Extract, exactly as written, the line that contains "Decode this image" and all lines after it through the end of the records. Omit pictures.
··· Items ···
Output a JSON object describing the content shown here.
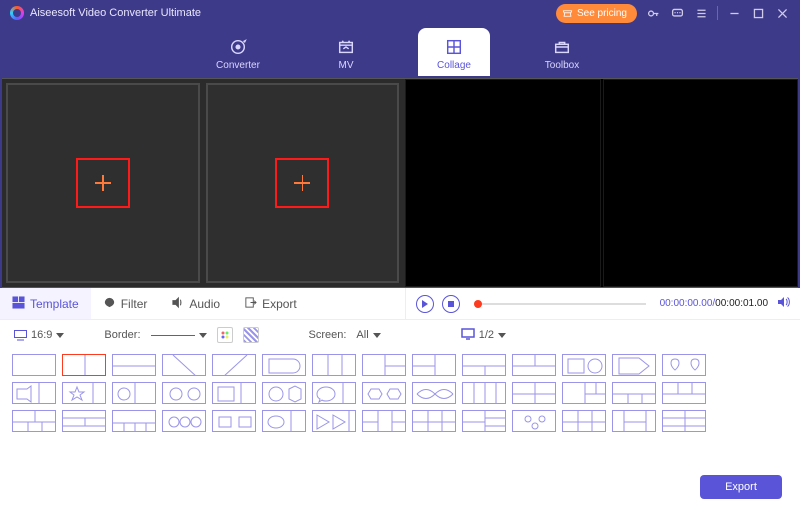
{
  "app": {
    "title": "Aiseesoft Video Converter Ultimate"
  },
  "pricing": {
    "label": "See pricing"
  },
  "tabs": {
    "converter": "Converter",
    "mv": "MV",
    "collage": "Collage",
    "toolbox": "Toolbox"
  },
  "subtabs": {
    "template": "Template",
    "filter": "Filter",
    "audio": "Audio",
    "export": "Export"
  },
  "playback": {
    "current": "00:00:00.00",
    "total": "00:00:01.00"
  },
  "options": {
    "aspect": "16:9",
    "border_label": "Border:",
    "screen_label": "Screen:",
    "screen_value": "All",
    "page": "1/2"
  },
  "footer": {
    "export": "Export"
  }
}
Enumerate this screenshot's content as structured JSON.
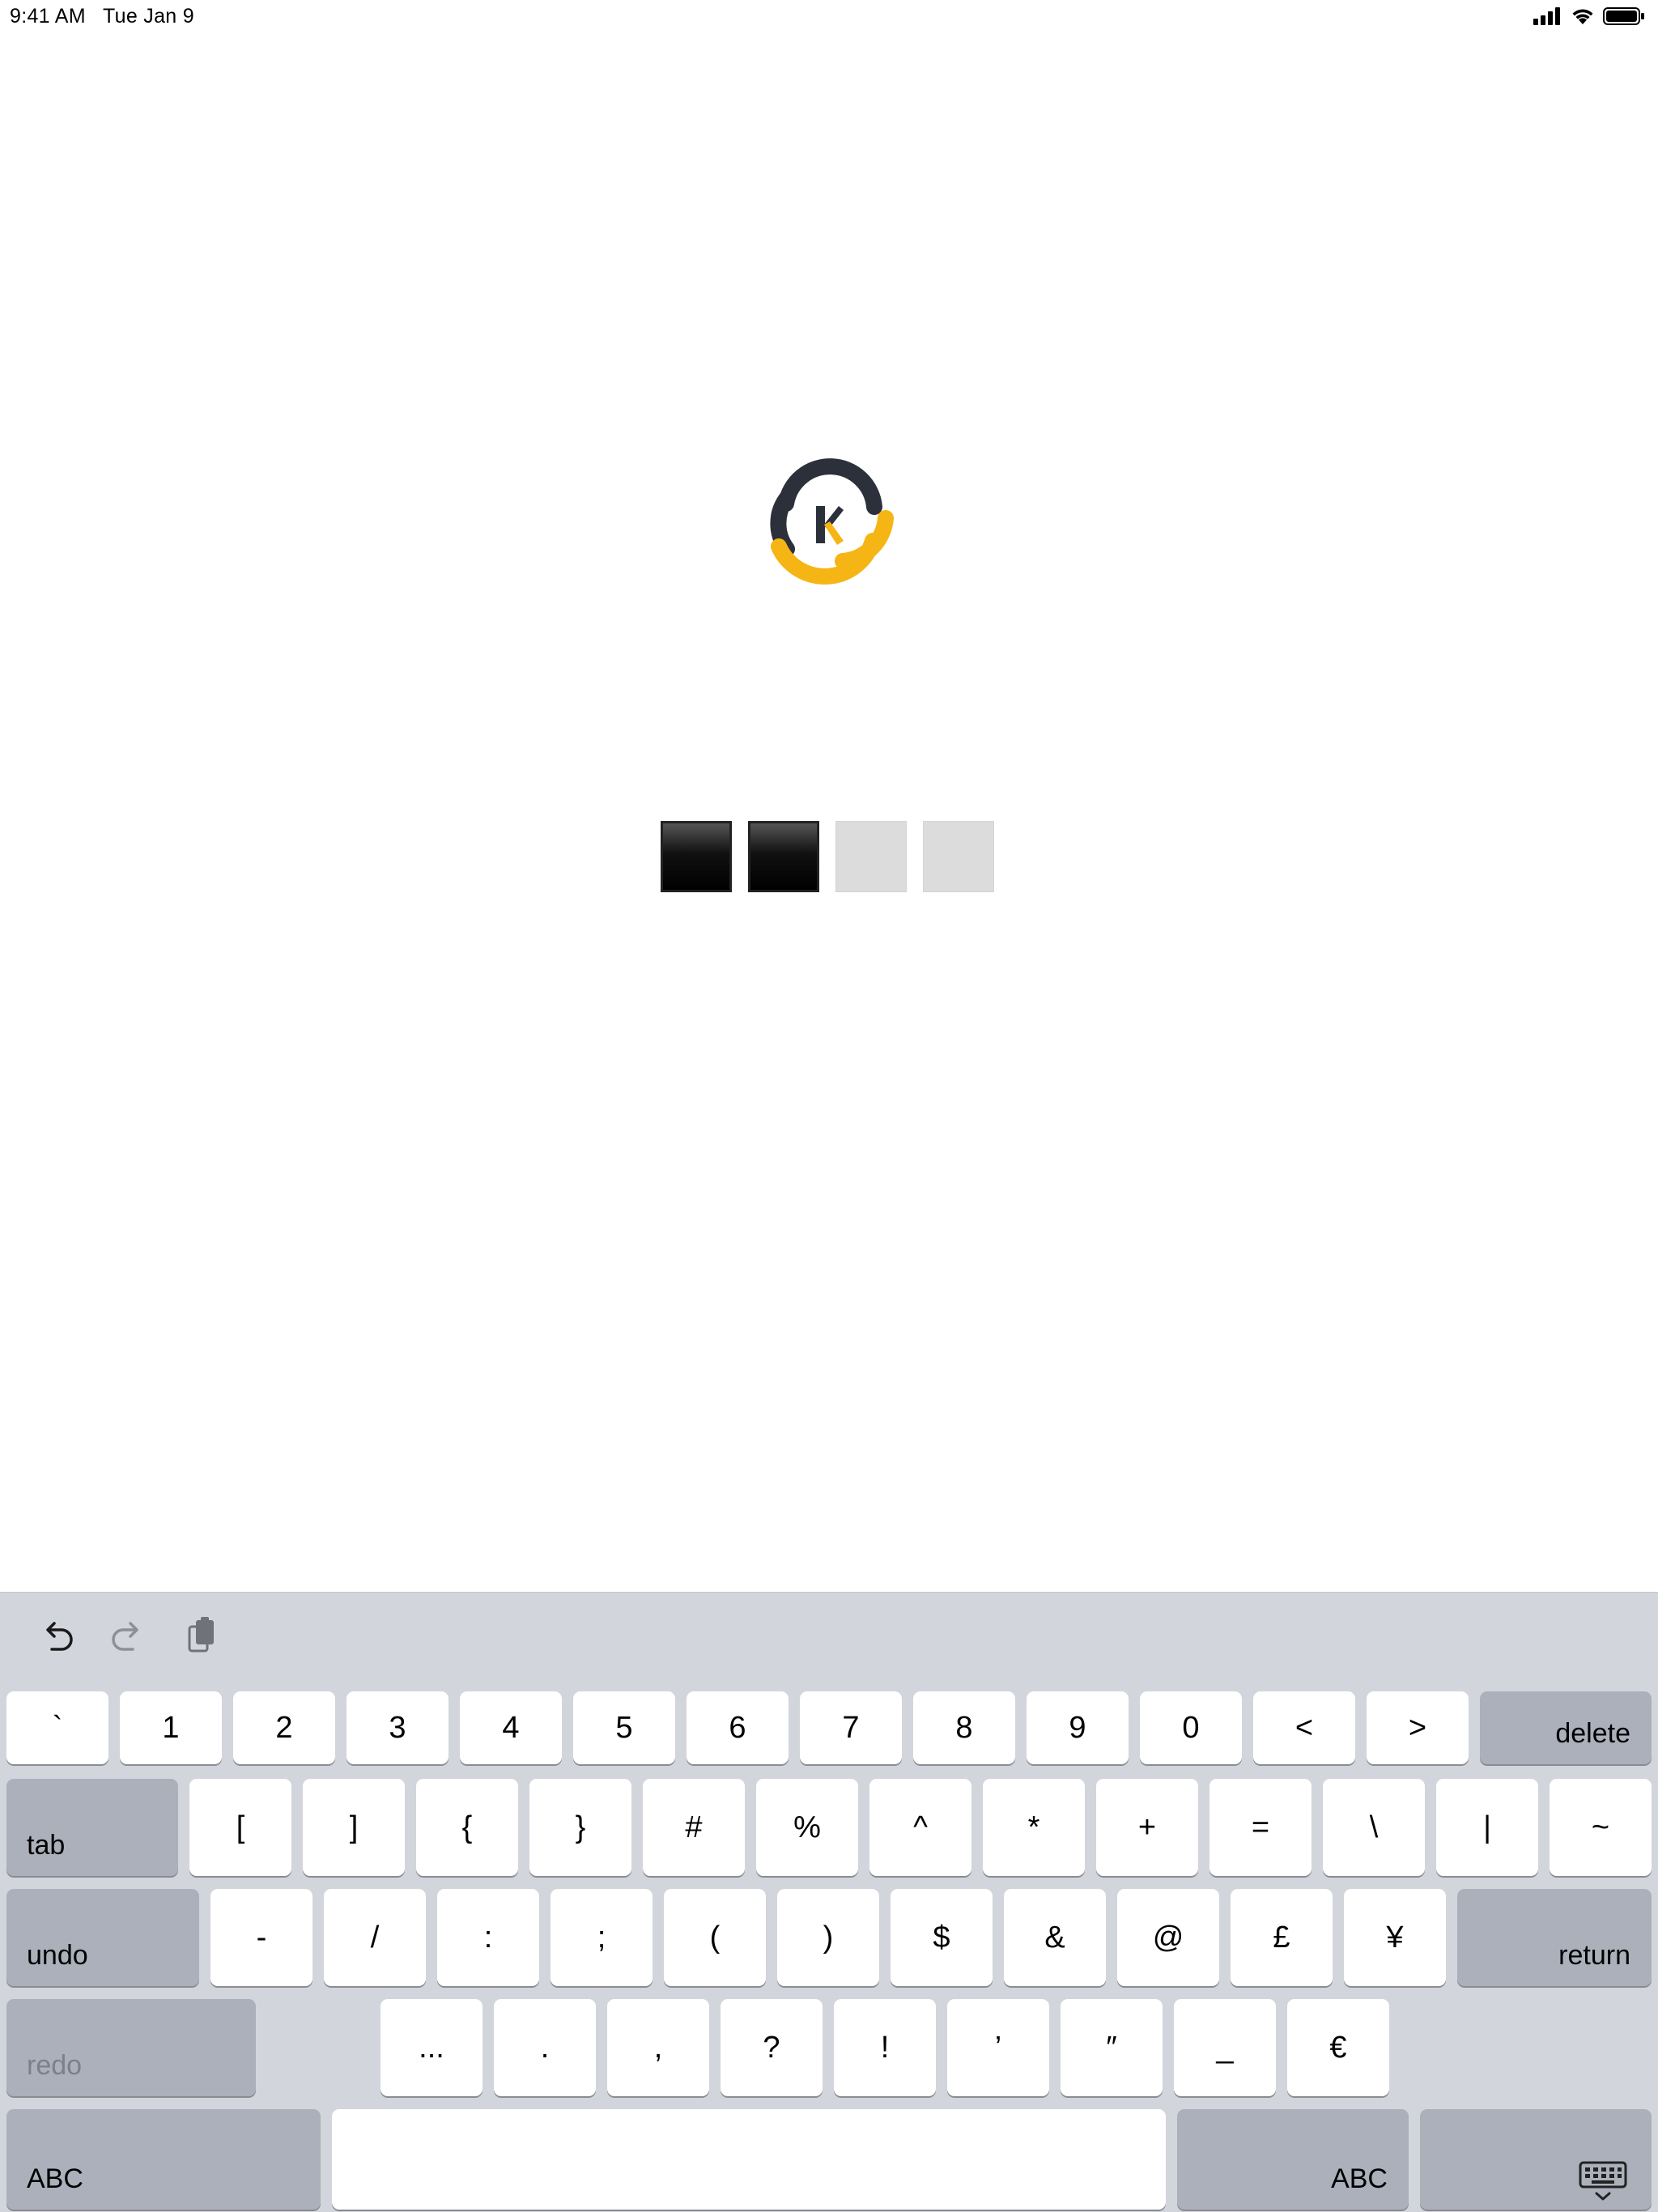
{
  "status_bar": {
    "time": "9:41 AM",
    "date": "Tue Jan 9",
    "icons": [
      "cellular-signal-icon",
      "wifi-icon",
      "battery-icon"
    ]
  },
  "logo": {
    "letter": "K",
    "colors": {
      "dark": "#2b303b",
      "accent": "#f5b514"
    }
  },
  "passcode": {
    "length": 4,
    "entered": 2,
    "colors": {
      "filled": "#000000",
      "empty": "#dcdcdc"
    }
  },
  "keyboard": {
    "toolbar": [
      "undo-icon",
      "redo-icon",
      "clipboard-icon"
    ],
    "row1": [
      "`",
      "1",
      "2",
      "3",
      "4",
      "5",
      "6",
      "7",
      "8",
      "9",
      "0",
      "<",
      ">"
    ],
    "delete_label": "delete",
    "tab_label": "tab",
    "row2": [
      "[",
      "]",
      "{",
      "}",
      "#",
      "%",
      "^",
      "*",
      "+",
      "=",
      "\\",
      "|",
      "~"
    ],
    "undo_label": "undo",
    "row3": [
      "-",
      "/",
      ":",
      ";",
      "(",
      ")",
      "$",
      "&",
      "@",
      "£",
      "¥"
    ],
    "return_label": "return",
    "redo_label": "redo",
    "row4": [
      "...",
      ".",
      ",",
      "?",
      "!",
      "’",
      "″",
      "_",
      "€"
    ],
    "abc_left_label": "ABC",
    "abc_right_label": "ABC",
    "dismiss_icon": "keyboard-dismiss-icon",
    "colors": {
      "background": "#d3d5dc",
      "key": "#ffffff",
      "function_key": "#abb0bb"
    }
  }
}
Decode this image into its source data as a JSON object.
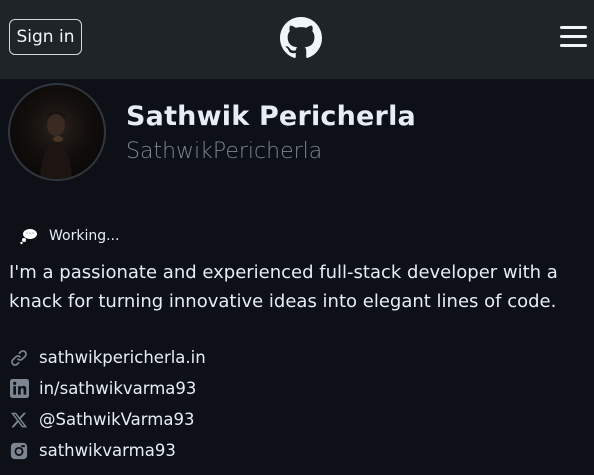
{
  "header": {
    "signin_label": "Sign in",
    "logo_icon": "github-mark-icon",
    "menu_icon": "hamburger-menu-icon"
  },
  "profile": {
    "name": "Sathwik Pericherla",
    "login": "SathwikPericherla",
    "status_icon": "thought-balloon-icon",
    "status_text": "Working...",
    "bio": "I'm a passionate and experienced full-stack developer with a knack for turning innovative ideas into elegant lines of code."
  },
  "links": [
    {
      "icon": "link-icon",
      "text": "sathwikpericherla.in"
    },
    {
      "icon": "linkedin-icon",
      "text": "in/sathwikvarma93"
    },
    {
      "icon": "x-twitter-icon",
      "text": "@SathwikVarma93"
    },
    {
      "icon": "instagram-icon",
      "text": "sathwikvarma93"
    }
  ],
  "colors": {
    "background": "#0d1117",
    "header_bg": "#1f2429",
    "text": "#e6edf3",
    "muted": "#7d8590"
  }
}
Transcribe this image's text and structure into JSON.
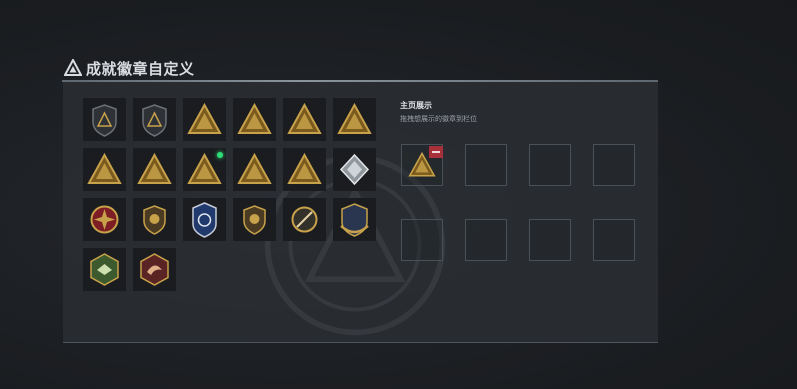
···
Output for this task ::
Decode this image into its source data as a JSON object.
{
  "header": {
    "signin_label": "Sign in",
    "logo_icon": "github-mark-icon",
    "menu_icon": "hamburger-menu-icon"
  },
  "profile": {
    "name": "Sathwik Pericherla",
    "login": "SathwikPericherla",
    "status_icon": "thought-balloon-icon",
    "status_text": "Working...",
    "bio": "I'm a passionate and experienced full-stack developer with a knack for turning innovative ideas into elegant lines of code."
  },
  "links": [
    {
      "icon": "link-icon",
      "text": "sathwikpericherla.in"
    },
    {
      "icon": "linkedin-icon",
      "text": "in/sathwikvarma93"
    },
    {
      "icon": "x-twitter-icon",
      "text": "@SathwikVarma93"
    },
    {
      "icon": "instagram-icon",
      "text": "sathwikvarma93"
    }
  ],
  "colors": {
    "background": "#0d1117",
    "header_bg": "#1f2429",
    "text": "#e6edf3",
    "muted": "#7d8590"
  }
}
Transcribe this image's text and structure into JSON.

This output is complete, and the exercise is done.